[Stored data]

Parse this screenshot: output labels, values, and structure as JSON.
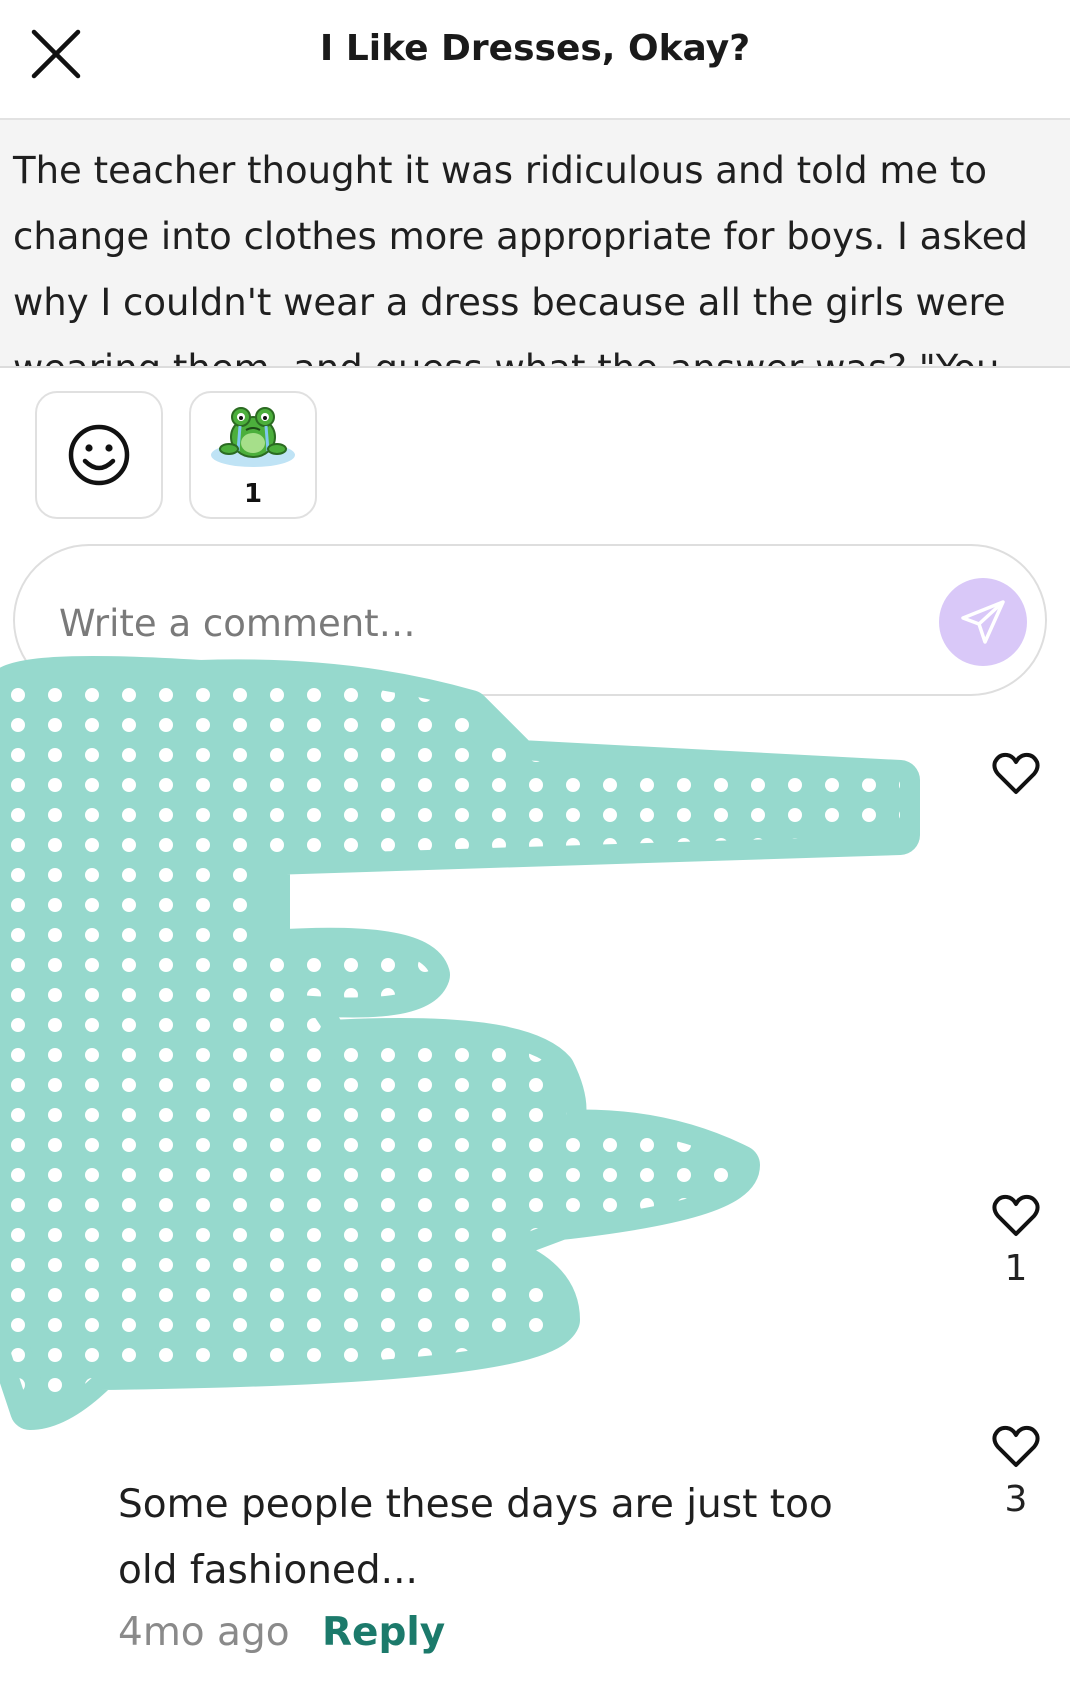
{
  "header": {
    "title": "I Like Dresses, Okay?"
  },
  "story": {
    "excerpt": "The teacher thought it was ridiculous and told me to change into clothes more appropriate for boys. I asked why I couldn't wear a dress because all the girls were wearing them, and guess what the answer was? \"You are"
  },
  "reactions": [
    {
      "icon": "smiley-icon",
      "count": ""
    },
    {
      "icon": "crying-frog-icon",
      "count": "1"
    }
  ],
  "comment_box": {
    "placeholder": "Write a comment…",
    "send_icon": "send-icon"
  },
  "comments": [
    {
      "likes": ""
    },
    {
      "likes": "1"
    },
    {
      "likes": "3",
      "text": "Some people these days are just too old fashioned...",
      "timestamp": "4mo ago",
      "reply_label": "Reply"
    }
  ],
  "colors": {
    "accent": "#1c7a6b",
    "send_button": "#d9c8f8",
    "scribble": "#96d9cd"
  }
}
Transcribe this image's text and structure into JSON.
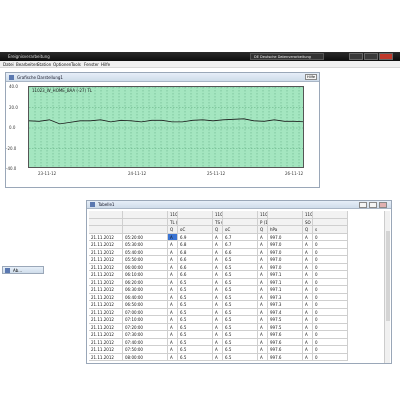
{
  "app": {
    "title": "Ereignisverarbeitung",
    "right_title": "DE Deutsche Datenverarbeitung",
    "menu": [
      "Datei",
      "Bearbeiten",
      "Station",
      "Optionen",
      "Tools",
      "Fenster",
      "Hilfe"
    ]
  },
  "graph_window": {
    "title": "Grafische Darstellung1",
    "tag": "Hilfe",
    "series_label": "11023_W_HOME_BAA (-27) TL"
  },
  "chart_data": {
    "type": "line",
    "title": "",
    "series": [
      {
        "name": "11023_W_HOME_BAA (-27) TL",
        "x": [
          0,
          10,
          20,
          30,
          40,
          50,
          60,
          70,
          80,
          90,
          100,
          110,
          120,
          130,
          140,
          150,
          160,
          170,
          180,
          190,
          200,
          210,
          220,
          230,
          240,
          250,
          260,
          270
        ],
        "values": [
          7,
          6.5,
          8,
          4,
          5.5,
          7,
          7,
          8,
          6,
          7.5,
          7,
          6,
          7.5,
          7.5,
          6,
          6,
          7.5,
          8,
          7,
          8,
          8.5,
          9,
          7,
          6.5,
          8,
          6.5,
          6.5,
          6
        ]
      }
    ],
    "yticks": [
      "40.0",
      "20.0",
      "0.0",
      "-20.0",
      "-40.0"
    ],
    "ylim": [
      -40,
      40
    ],
    "xticks": [
      "23-11-12",
      "24-11-12",
      "25-11-12",
      "26-11-12"
    ],
    "grid": true,
    "background": "#a4e6c0",
    "line_color": "#1a1a1a"
  },
  "minimized": {
    "title": "Ab..."
  },
  "table_window": {
    "title": "Tabelle1",
    "headers": {
      "row1": [
        "",
        "",
        "11023_W_HOME_W",
        "",
        "11023_W_HOME_W",
        "",
        "11023_W_HOME_W",
        "",
        "11023_W_HOME_W",
        ""
      ],
      "row2": [
        "",
        "",
        "TL (27)",
        "",
        "TS (38)",
        "",
        "P (18)",
        "",
        "SO (42)",
        ""
      ],
      "row3": [
        "",
        "",
        "Q",
        "oC",
        "Q",
        "oC",
        "Q",
        "hPa",
        "Q",
        "s"
      ]
    },
    "rows": [
      [
        "21.11.2012",
        "05:20:00",
        "A",
        "6.9",
        "A",
        "6.7",
        "A",
        "997.0",
        "A",
        "0"
      ],
      [
        "21.11.2012",
        "05:30:00",
        "A",
        "6.8",
        "A",
        "6.7",
        "A",
        "997.0",
        "A",
        "0"
      ],
      [
        "21.11.2012",
        "05:40:00",
        "A",
        "6.8",
        "A",
        "6.6",
        "A",
        "997.0",
        "A",
        "0"
      ],
      [
        "21.11.2012",
        "05:50:00",
        "A",
        "6.6",
        "A",
        "6.5",
        "A",
        "997.0",
        "A",
        "0"
      ],
      [
        "21.11.2012",
        "06:00:00",
        "A",
        "6.6",
        "A",
        "6.5",
        "A",
        "997.0",
        "A",
        "0"
      ],
      [
        "21.11.2012",
        "06:10:00",
        "A",
        "6.6",
        "A",
        "6.5",
        "A",
        "997.1",
        "A",
        "0"
      ],
      [
        "21.11.2012",
        "06:20:00",
        "A",
        "6.5",
        "A",
        "6.5",
        "A",
        "997.1",
        "A",
        "0"
      ],
      [
        "21.11.2012",
        "06:30:00",
        "A",
        "6.5",
        "A",
        "6.5",
        "A",
        "997.1",
        "A",
        "0"
      ],
      [
        "21.11.2012",
        "06:40:00",
        "A",
        "6.5",
        "A",
        "6.5",
        "A",
        "997.3",
        "A",
        "0"
      ],
      [
        "21.11.2012",
        "06:50:00",
        "A",
        "6.5",
        "A",
        "6.5",
        "A",
        "997.3",
        "A",
        "0"
      ],
      [
        "21.11.2012",
        "07:00:00",
        "A",
        "6.5",
        "A",
        "6.5",
        "A",
        "997.4",
        "A",
        "0"
      ],
      [
        "21.11.2012",
        "07:10:00",
        "A",
        "6.5",
        "A",
        "6.5",
        "A",
        "997.5",
        "A",
        "0"
      ],
      [
        "21.11.2012",
        "07:20:00",
        "A",
        "6.5",
        "A",
        "6.5",
        "A",
        "997.5",
        "A",
        "0"
      ],
      [
        "21.11.2012",
        "07:30:00",
        "A",
        "6.5",
        "A",
        "6.5",
        "A",
        "997.6",
        "A",
        "0"
      ],
      [
        "21.11.2012",
        "07:40:00",
        "A",
        "6.5",
        "A",
        "6.5",
        "A",
        "997.6",
        "A",
        "0"
      ],
      [
        "21.11.2012",
        "07:50:00",
        "A",
        "6.5",
        "A",
        "6.5",
        "A",
        "997.6",
        "A",
        "0"
      ],
      [
        "21.11.2012",
        "08:00:00",
        "A",
        "6.5",
        "A",
        "6.5",
        "A",
        "997.6",
        "A",
        "0"
      ]
    ]
  }
}
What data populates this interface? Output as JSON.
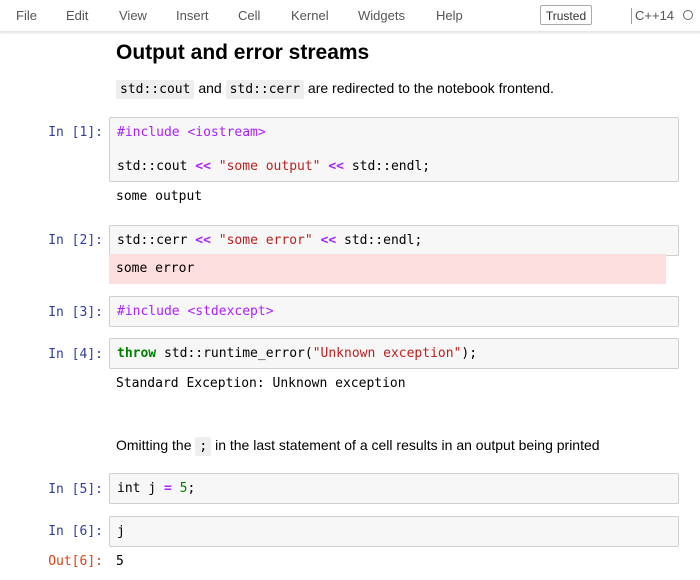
{
  "menubar": {
    "items": [
      "File",
      "Edit",
      "View",
      "Insert",
      "Cell",
      "Kernel",
      "Widgets",
      "Help"
    ],
    "trusted_label": "Trusted",
    "kernel_name": "C++14"
  },
  "notebook": {
    "heading": "Output and error streams",
    "intro": {
      "code1": "std::cout",
      "mid": " and ",
      "code2": "std::cerr",
      "rest": " are redirected to the notebook frontend."
    },
    "cells": [
      {
        "prompt": "In [1]:",
        "lines": [
          [
            {
              "t": "#include <iostream>",
              "c": "meta"
            }
          ],
          [
            {
              "t": "std::cout ",
              "c": ""
            },
            {
              "t": "<<",
              "c": "op"
            },
            {
              "t": " ",
              "c": ""
            },
            {
              "t": "\"some output\"",
              "c": "str"
            },
            {
              "t": " ",
              "c": ""
            },
            {
              "t": "<<",
              "c": "op"
            },
            {
              "t": " std::endl;",
              "c": ""
            }
          ]
        ],
        "output": "some output"
      },
      {
        "prompt": "In [2]:",
        "lines": [
          [
            {
              "t": "std::cerr ",
              "c": ""
            },
            {
              "t": "<<",
              "c": "op"
            },
            {
              "t": " ",
              "c": ""
            },
            {
              "t": "\"some error\"",
              "c": "str"
            },
            {
              "t": " ",
              "c": ""
            },
            {
              "t": "<<",
              "c": "op"
            },
            {
              "t": " std::endl;",
              "c": ""
            }
          ]
        ],
        "stderr": "some error"
      },
      {
        "prompt": "In [3]:",
        "lines": [
          [
            {
              "t": "#include <stdexcept>",
              "c": "meta"
            }
          ]
        ]
      },
      {
        "prompt": "In [4]:",
        "lines": [
          [
            {
              "t": "throw",
              "c": "kw"
            },
            {
              "t": " std::runtime_error(",
              "c": ""
            },
            {
              "t": "\"Unknown exception\"",
              "c": "str"
            },
            {
              "t": ");",
              "c": ""
            }
          ]
        ],
        "output": "Standard Exception: Unknown exception"
      },
      {
        "prompt": "In [5]:",
        "lines": [
          [
            {
              "t": "int j ",
              "c": ""
            },
            {
              "t": "=",
              "c": "op"
            },
            {
              "t": " ",
              "c": ""
            },
            {
              "t": "5",
              "c": "num"
            },
            {
              "t": ";",
              "c": ""
            }
          ]
        ]
      },
      {
        "prompt": "In [6]:",
        "lines": [
          [
            {
              "t": "j",
              "c": ""
            }
          ]
        ],
        "out_prompt": "Out[6]:",
        "output": "5"
      }
    ],
    "semicolon_note": {
      "pre": "Omitting the ",
      "code": ";",
      "post": " in the last statement of a cell results in an output being printed"
    }
  },
  "colors": {
    "prompt_in": "#303f9f",
    "prompt_out": "#d84315",
    "stderr_bg": "#fddede",
    "code_bg": "#f7f7f7"
  }
}
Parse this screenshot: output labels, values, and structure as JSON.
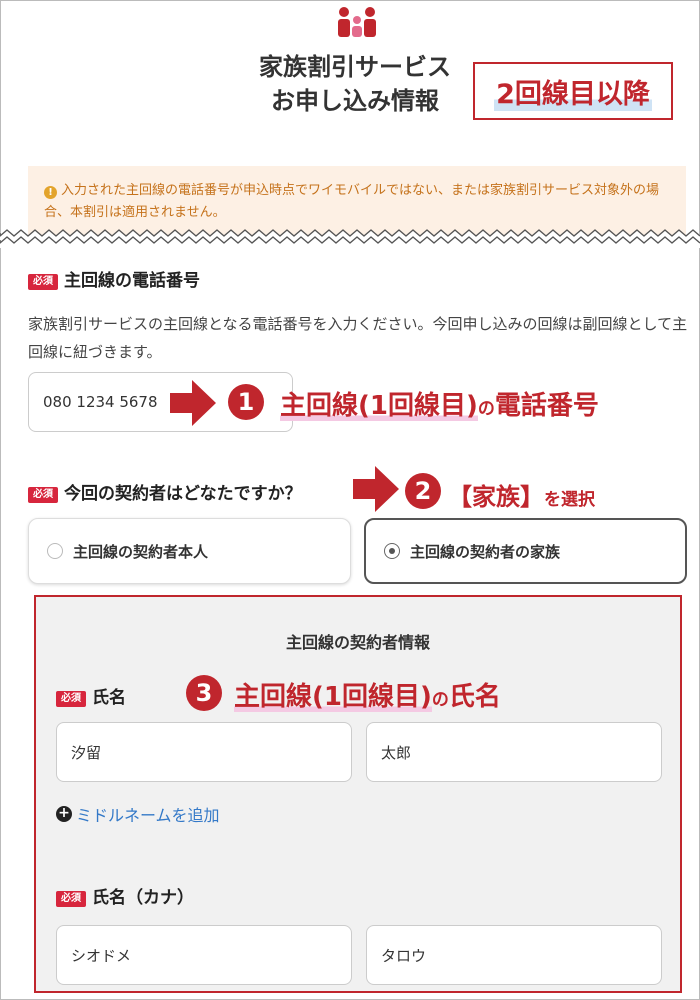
{
  "header": {
    "title_line1": "家族割引サービス",
    "title_line2": "お申し込み情報",
    "stamp_text": "2回線目以降",
    "logo_icon": "family-icon"
  },
  "notice": {
    "icon": "info-icon",
    "icon_glyph": "!",
    "text": "入力された主回線の電話番号が申込時点でワイモバイルではない、または家族割引サービス対象外の場合、本割引は適用されません。"
  },
  "required_badge": "必須",
  "phone": {
    "label": "主回線の電話番号",
    "description": "家族割引サービスの主回線となる電話番号を入力ください。今回申し込みの回線は副回線として主回線に紐づきます。",
    "value": "080 1234 5678"
  },
  "annotations": {
    "step1": {
      "num": "1",
      "main": "主回線(1回線目)",
      "small": "の",
      "tail": "電話番号"
    },
    "step2": {
      "num": "2",
      "main": "【家族】",
      "small": "を選択"
    },
    "step3": {
      "num": "3",
      "main": "主回線(1回線目)",
      "small": "の",
      "tail": "氏名"
    }
  },
  "contractor": {
    "question": "今回の契約者はどなたですか？",
    "options": [
      {
        "label": "主回線の契約者本人",
        "selected": false
      },
      {
        "label": "主回線の契約者の家族",
        "selected": true
      }
    ]
  },
  "holder_info": {
    "title": "主回線の契約者情報",
    "name_label": "氏名",
    "last_name": "汐留",
    "first_name": "太郎",
    "add_middle_name": "ミドルネームを追加",
    "kana_label": "氏名（カナ）",
    "last_name_kana": "シオドメ",
    "first_name_kana": "タロウ"
  },
  "colors": {
    "accent_red": "#c0262d",
    "badge_red": "#d7263d",
    "notice_bg": "#fdf0e4",
    "notice_text": "#c5721b",
    "link_blue": "#3479c8"
  }
}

# TASK INSTRUCTIONS
Filter the entries down to the lines containing "JSON". Copy each of those lines.

# RESPONSE FOR THIS EXERCISE
Parse this screenshot: output labels, values, and structure as JSON.
Transcribe this image's text and structure into JSON.
What data populates this interface? Output as JSON.
Parse this screenshot: output labels, values, and structure as JSON.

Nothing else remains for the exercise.